*WHAT THE EXERCISE ASKS*:
Copy every line of the data in which the word "list" occurs.
**** TASK INPUT ****
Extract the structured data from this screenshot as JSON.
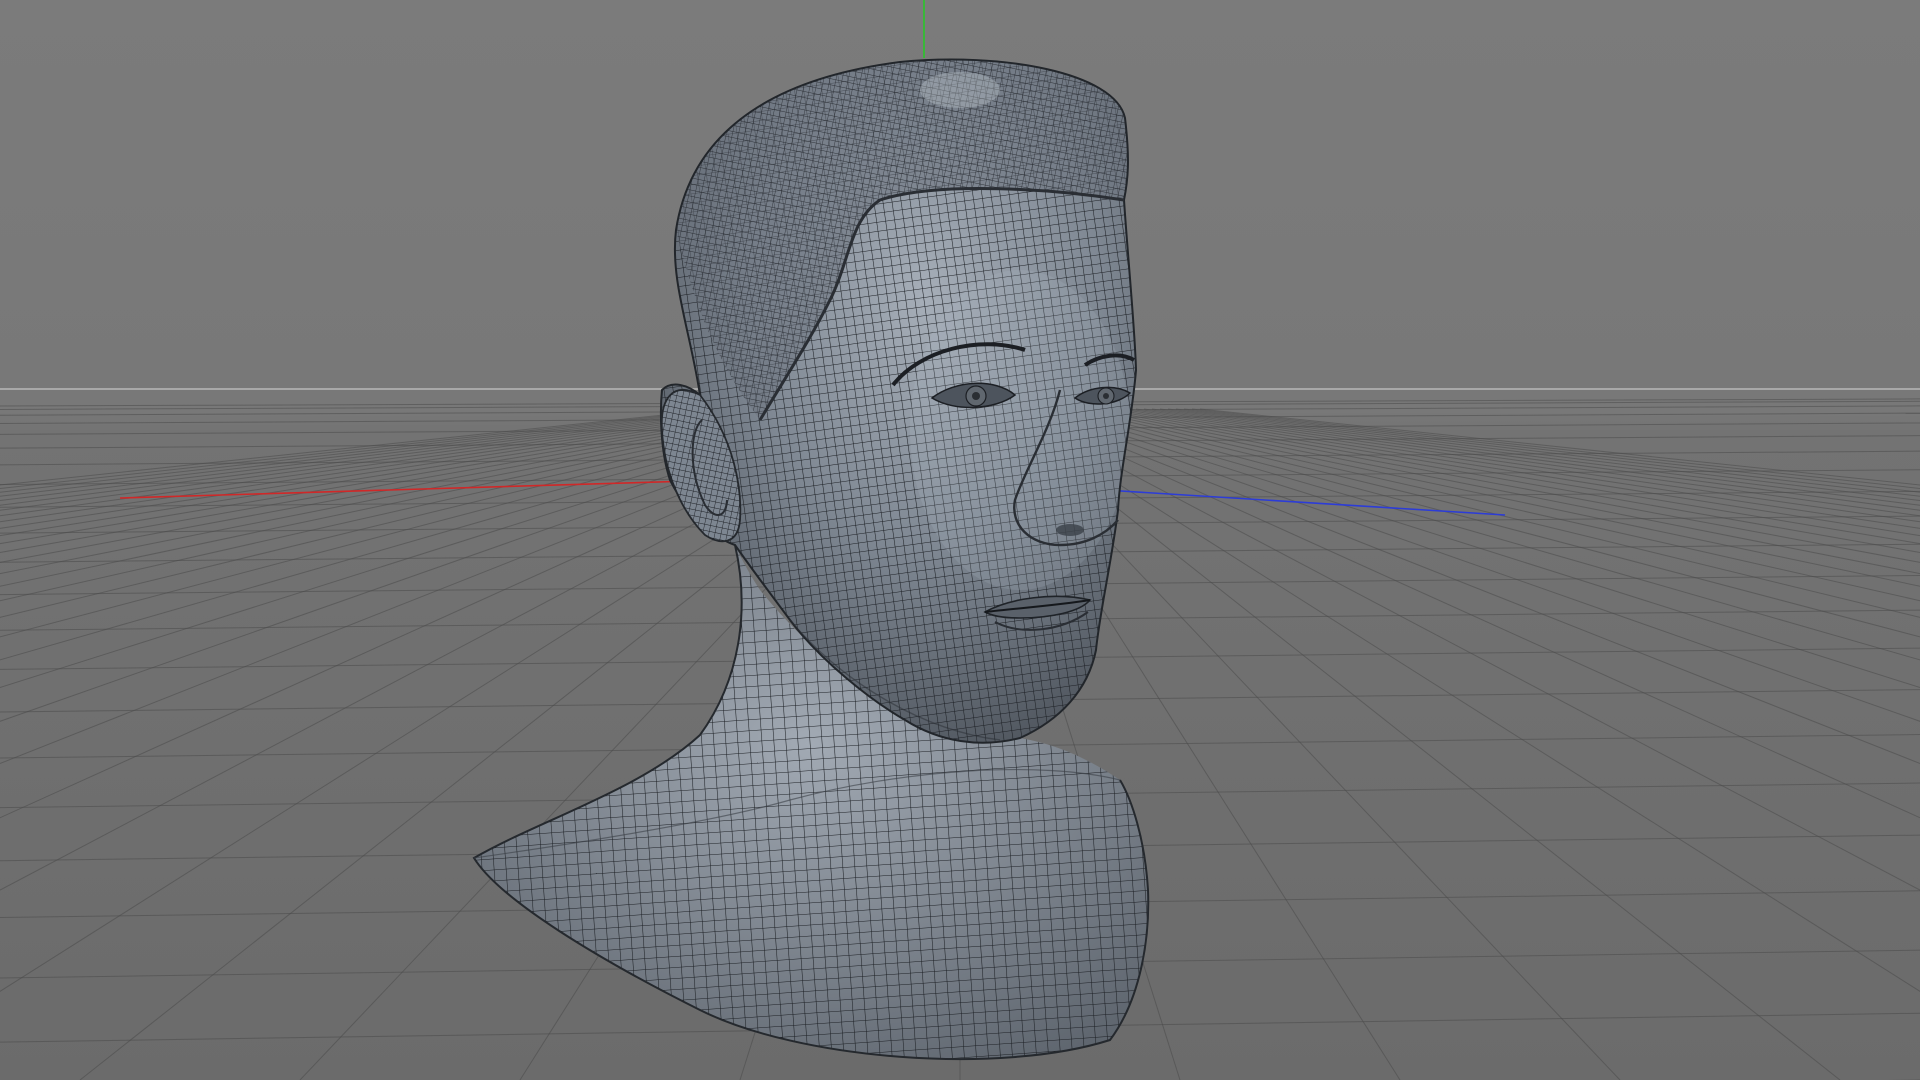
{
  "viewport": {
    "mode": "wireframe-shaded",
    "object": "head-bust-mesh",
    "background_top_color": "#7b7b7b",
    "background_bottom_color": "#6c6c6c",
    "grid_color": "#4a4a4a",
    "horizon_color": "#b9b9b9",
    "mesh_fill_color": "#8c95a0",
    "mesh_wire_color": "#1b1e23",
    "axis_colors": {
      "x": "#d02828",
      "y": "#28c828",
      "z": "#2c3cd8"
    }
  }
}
****
**** TASK INPUT ****
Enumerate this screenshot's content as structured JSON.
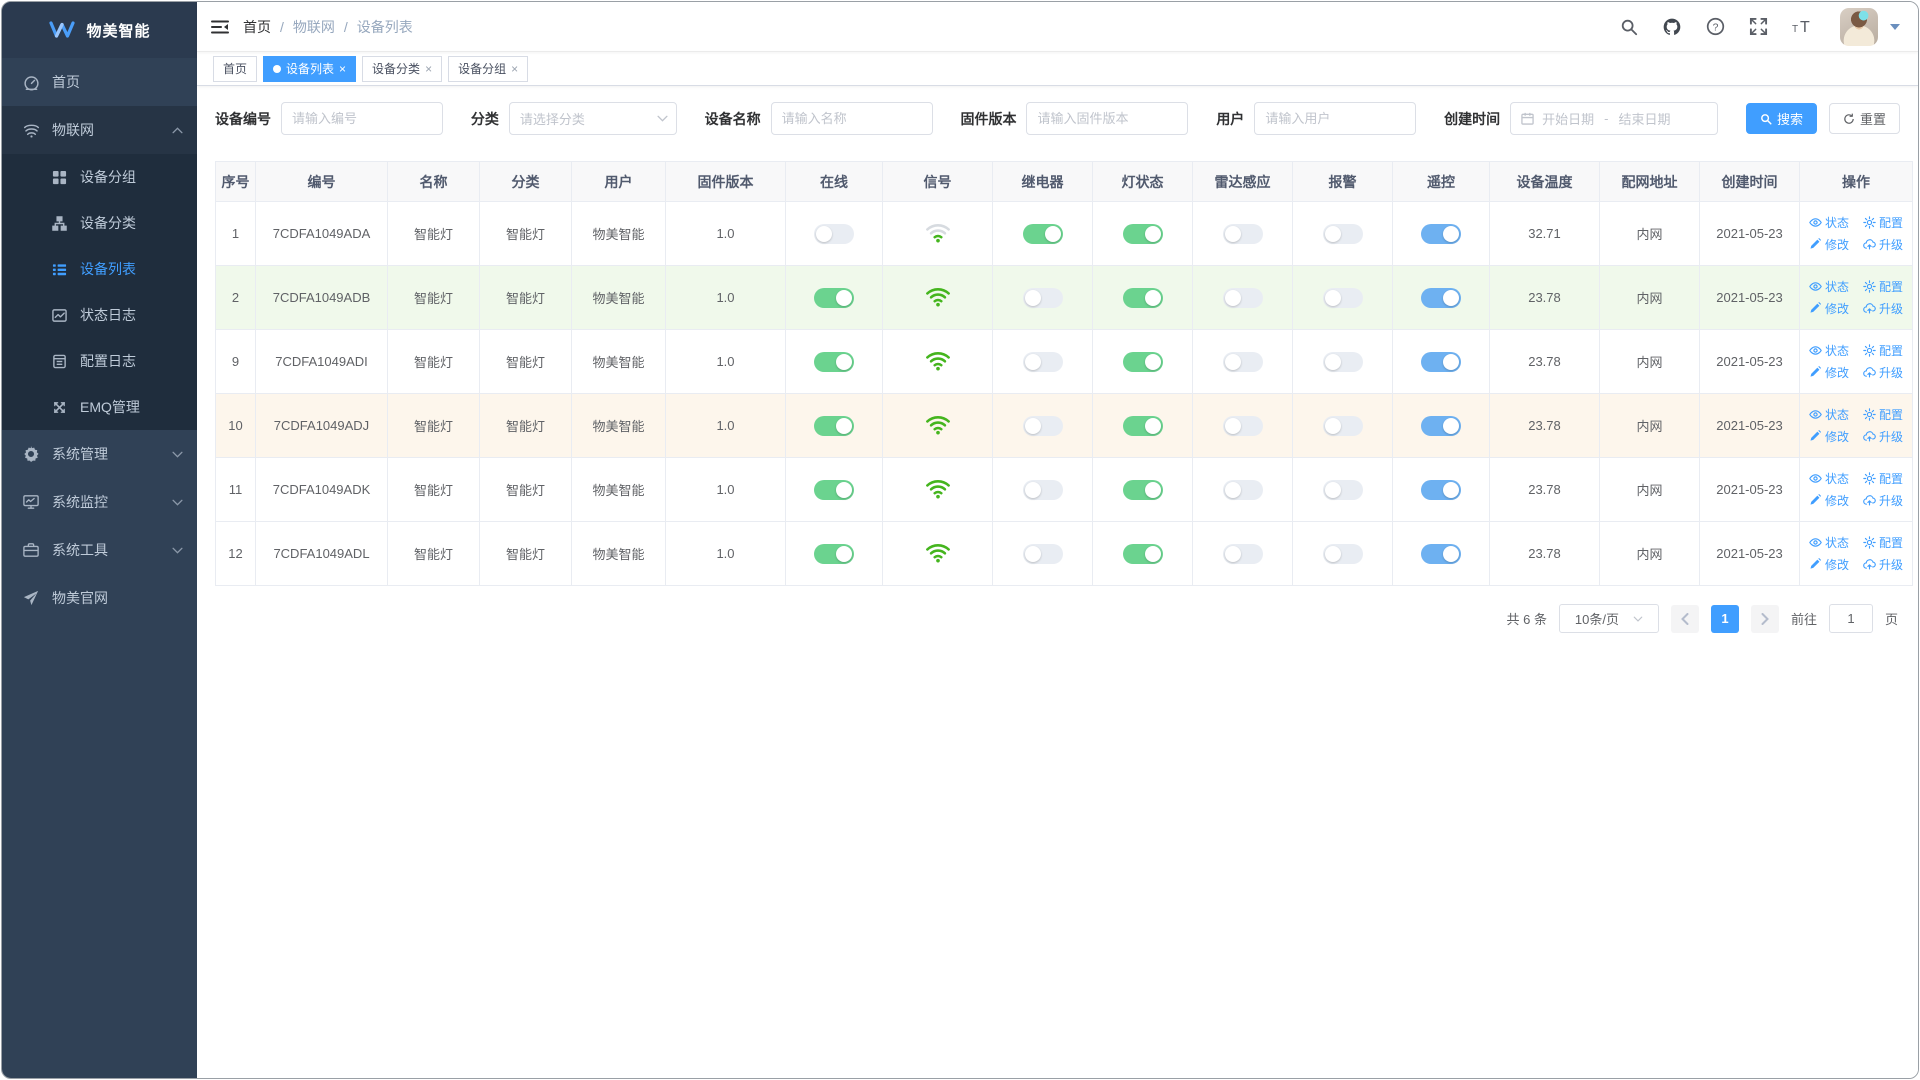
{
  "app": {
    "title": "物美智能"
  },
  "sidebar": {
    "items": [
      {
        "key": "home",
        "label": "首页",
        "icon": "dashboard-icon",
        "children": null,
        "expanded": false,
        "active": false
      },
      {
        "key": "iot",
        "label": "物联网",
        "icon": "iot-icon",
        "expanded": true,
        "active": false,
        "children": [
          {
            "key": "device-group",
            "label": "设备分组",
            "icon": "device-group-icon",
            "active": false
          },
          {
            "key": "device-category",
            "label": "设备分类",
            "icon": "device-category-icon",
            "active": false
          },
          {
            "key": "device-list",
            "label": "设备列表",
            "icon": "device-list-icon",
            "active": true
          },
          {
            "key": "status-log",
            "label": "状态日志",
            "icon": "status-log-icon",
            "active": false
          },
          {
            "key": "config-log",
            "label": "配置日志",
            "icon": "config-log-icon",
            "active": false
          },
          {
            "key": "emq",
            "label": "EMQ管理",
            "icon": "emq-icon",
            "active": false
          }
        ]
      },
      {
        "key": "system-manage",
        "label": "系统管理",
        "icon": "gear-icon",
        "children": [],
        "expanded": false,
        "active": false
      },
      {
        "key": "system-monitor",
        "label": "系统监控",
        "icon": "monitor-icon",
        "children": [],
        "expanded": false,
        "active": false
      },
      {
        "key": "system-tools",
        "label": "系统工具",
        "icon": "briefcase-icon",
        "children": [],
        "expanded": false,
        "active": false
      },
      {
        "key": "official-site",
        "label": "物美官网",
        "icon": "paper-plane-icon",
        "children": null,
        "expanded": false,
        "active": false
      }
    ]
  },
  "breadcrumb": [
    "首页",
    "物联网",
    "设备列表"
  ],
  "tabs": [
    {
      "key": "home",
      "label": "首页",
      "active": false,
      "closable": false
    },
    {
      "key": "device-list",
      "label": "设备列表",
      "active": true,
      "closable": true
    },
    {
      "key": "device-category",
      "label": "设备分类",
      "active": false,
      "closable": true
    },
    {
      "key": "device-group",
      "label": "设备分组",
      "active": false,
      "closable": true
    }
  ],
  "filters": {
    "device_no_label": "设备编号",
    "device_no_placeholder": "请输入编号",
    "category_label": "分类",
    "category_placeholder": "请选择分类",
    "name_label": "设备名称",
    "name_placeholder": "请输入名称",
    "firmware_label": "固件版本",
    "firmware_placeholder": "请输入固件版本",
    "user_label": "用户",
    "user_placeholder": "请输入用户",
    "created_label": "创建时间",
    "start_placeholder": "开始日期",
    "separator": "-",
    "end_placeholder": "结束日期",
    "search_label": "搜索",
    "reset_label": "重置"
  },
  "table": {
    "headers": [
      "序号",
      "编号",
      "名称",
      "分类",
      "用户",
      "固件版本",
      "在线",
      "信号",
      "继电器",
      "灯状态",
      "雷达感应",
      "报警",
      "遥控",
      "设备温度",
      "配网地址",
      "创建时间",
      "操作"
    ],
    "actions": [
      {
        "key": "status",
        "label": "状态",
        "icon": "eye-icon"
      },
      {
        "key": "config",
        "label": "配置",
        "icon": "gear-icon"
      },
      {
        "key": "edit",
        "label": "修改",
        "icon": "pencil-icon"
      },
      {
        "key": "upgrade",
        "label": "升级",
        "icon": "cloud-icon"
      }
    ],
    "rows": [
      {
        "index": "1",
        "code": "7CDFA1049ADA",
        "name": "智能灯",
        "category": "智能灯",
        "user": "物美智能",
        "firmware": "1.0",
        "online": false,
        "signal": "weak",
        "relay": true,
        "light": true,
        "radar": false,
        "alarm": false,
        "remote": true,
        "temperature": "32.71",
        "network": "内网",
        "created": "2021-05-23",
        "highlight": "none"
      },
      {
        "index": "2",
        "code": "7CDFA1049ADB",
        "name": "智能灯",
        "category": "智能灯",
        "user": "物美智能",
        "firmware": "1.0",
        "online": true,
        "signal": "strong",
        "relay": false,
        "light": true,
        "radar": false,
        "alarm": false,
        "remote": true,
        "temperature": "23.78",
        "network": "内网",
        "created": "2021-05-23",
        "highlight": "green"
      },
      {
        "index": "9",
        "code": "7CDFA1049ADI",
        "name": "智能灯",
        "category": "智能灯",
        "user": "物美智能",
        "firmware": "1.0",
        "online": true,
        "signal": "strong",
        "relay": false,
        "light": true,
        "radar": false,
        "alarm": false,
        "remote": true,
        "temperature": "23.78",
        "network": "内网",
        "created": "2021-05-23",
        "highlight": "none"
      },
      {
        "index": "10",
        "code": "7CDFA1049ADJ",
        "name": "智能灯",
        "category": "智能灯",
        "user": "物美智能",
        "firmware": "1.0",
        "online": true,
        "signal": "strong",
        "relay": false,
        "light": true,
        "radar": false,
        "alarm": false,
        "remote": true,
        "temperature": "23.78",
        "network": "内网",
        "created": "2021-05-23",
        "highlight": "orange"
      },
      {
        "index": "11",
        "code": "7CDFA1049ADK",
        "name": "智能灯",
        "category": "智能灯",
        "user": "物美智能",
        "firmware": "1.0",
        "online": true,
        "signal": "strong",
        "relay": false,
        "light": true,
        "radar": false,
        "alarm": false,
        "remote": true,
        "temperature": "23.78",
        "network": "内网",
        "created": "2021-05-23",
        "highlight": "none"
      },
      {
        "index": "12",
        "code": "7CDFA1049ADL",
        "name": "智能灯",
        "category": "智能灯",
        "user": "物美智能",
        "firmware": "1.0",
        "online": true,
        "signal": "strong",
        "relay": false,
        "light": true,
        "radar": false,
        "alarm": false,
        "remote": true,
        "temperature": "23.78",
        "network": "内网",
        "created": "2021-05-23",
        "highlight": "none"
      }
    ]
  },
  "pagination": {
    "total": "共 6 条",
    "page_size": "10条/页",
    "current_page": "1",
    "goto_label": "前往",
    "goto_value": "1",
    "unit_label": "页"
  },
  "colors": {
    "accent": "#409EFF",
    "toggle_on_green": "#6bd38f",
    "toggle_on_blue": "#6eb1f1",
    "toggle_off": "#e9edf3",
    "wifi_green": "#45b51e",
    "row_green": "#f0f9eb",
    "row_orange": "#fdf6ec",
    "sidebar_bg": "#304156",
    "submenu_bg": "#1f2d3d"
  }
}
****
*WRITTEN ANSWER*:
            "key": "device-list",
            "icon": "device-list-icon",
      "key": "device-list",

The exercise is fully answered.